-- Supplied passage follows --

The Same Legal Skill Narrowed the Gap With Claude, But Did Not Close It
Our first ScaffoldBench showed the same model performs differently across scaffolds. The market asked a sharper question: was Claude’s lead really about the scaffold, or just its domain Legal Skill? So we gave MikeOSS the same Privacy Skills and re-ran the tasks to isolate one variable.
In our first ScaffoldBench, we tested a simple thesis: the same model can perform differently depending on the scaffold around it. We took one LLM, Opus 4.8, and ran it across three legal AI environments (Claude Chat, Cowork with Legal Plugin, and MikeOSS) on a 40-task legal eval focused on data protection and operational resilience.
The result confirmed the thesis: the same model produced different results across different scaffolds. But after publishing, we got useful feedback from the market.
Was Cowork ahead because of the full scaffold architecture, or just because it had a domain-specific Legal Skill?
Why we ran a second ScaffoldBench
Some people pointed out that Cowork with Legal Plugin may have outperformed MikeOSS not because of the full scaffold architecture, but because it carried a domain-specific Legal Skill. That was a fair point, and a testable one. So we decided to run a follow-up experiment.
The first benchmark established that the scaffold around a model materially affects performance on legal tasks. The same Opus 4.8 scored differently in plain chat, in Cowork, and in MikeOSS.
Read the first ScaffoldBench→Which part of the scaffold matters most?
Part 1 showed that scaffold matters. The next question was narrower: which part of it? To answer that, we decomposed the scaffolds into their components, then focused this benchmark on just one.
For this follow-up, we isolated the component the market had flagged: Skills, specifically the Privacy Skills that ship inside Claude’s Legal Plugin.
The experiment
We held everything constant except one variable. Same two scaffolds, same model, same evaluation dataset, then we added the same Privacy Skills to MikeOSS. The goal was not to prove which scaffold is universally better; it was to measure how much MikeOSS improves when it carries the same Skills as Claude’s Legal Plugin.
Adding Skills narrowed the gap, but did not close it
Privacy Skills improved MikeOSS by +3.0 points overall. But Claude Cowork still led by around 5 points. The Skill mattered. It was not the whole story.
Skills improved MikeOSS by +3.0 points. Claude Cowork stayed ahead by about 5.
The Skill helped most on reasoning
The most important signal was not the overall score. It was where the improvement happened. Privacy Skills had by far the strongest impact on how the model reasoned through privacy-specific legal tasks.
This suggests the Privacy Skills did not mainly improve document finding or evidence extraction. They improved the way the model reasoned through privacy tasks. A good legal Skill is not just a folder of legal knowledge. It can shape how the model approaches the task, what risks it looks for, and how it structures the analysis.

-- Supplied passage concluded --
-- Data shown follows --

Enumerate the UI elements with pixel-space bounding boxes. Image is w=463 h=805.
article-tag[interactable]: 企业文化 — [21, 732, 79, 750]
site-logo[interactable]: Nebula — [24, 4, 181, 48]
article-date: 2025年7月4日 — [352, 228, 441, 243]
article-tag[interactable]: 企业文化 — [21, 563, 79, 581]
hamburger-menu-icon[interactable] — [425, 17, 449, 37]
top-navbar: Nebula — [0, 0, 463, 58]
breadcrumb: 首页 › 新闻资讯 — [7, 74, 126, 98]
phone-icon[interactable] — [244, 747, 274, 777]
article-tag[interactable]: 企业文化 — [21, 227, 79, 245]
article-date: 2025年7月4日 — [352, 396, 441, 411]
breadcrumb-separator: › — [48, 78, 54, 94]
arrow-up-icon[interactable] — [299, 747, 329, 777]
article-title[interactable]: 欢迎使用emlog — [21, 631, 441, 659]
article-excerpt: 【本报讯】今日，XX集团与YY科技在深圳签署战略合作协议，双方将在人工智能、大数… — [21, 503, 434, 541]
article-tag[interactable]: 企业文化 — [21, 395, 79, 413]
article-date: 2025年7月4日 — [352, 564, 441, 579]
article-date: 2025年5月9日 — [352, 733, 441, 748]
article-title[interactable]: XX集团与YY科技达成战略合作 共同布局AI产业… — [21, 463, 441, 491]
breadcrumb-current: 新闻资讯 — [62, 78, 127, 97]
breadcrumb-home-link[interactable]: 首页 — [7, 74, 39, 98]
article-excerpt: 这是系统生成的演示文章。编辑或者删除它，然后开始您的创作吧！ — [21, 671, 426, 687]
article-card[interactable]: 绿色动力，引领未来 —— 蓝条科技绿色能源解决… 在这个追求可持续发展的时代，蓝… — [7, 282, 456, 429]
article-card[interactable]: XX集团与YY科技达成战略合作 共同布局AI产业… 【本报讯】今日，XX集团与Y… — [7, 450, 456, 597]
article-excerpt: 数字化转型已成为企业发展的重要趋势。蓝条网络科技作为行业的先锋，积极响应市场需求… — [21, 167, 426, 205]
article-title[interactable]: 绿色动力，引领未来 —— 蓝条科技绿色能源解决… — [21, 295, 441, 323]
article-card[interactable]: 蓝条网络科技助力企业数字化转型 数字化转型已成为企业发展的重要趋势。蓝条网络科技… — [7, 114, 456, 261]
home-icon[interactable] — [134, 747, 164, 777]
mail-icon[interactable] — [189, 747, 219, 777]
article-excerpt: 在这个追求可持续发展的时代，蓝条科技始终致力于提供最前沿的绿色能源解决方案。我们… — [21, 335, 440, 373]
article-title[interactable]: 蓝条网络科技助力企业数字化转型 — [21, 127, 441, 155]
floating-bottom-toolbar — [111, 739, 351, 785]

-- Data shown concluded --

• _Study questions_:
**a)** In the ScaffoldBench follow-up, how many points did adding Privacy Skills improve MikeOSS overall?
**b)** Please copy the passage of the ScaffoldBench follow-up starting at "The result confirmed" and ending at "scaffold matters most?", word for word.

• _List of solutions_:
**a)** +3.0 points.

**b)**
The result confirmed the thesis: the same model produced different results across different scaffolds. But after publishing, we got useful feedback from the market.
Was Cowork ahead because of the full scaffold architecture, or just because it had a domain-specific Legal Skill?
Why we ran a second ScaffoldBench
Some people pointed out that Cowork with Legal Plugin may have outperformed MikeOSS not because of the full scaffold architecture, but because it carried a domain-specific Legal Skill. That was a fair point, and a testable one. So we decided to run a follow-up experiment.
The first benchmark established that the scaffold around a model materially affects performance on legal tasks. The same Opus 4.8 scored differently in plain chat, in Cowork, and in MikeOSS.
Read the first ScaffoldBench→Which part of the scaffold matters most?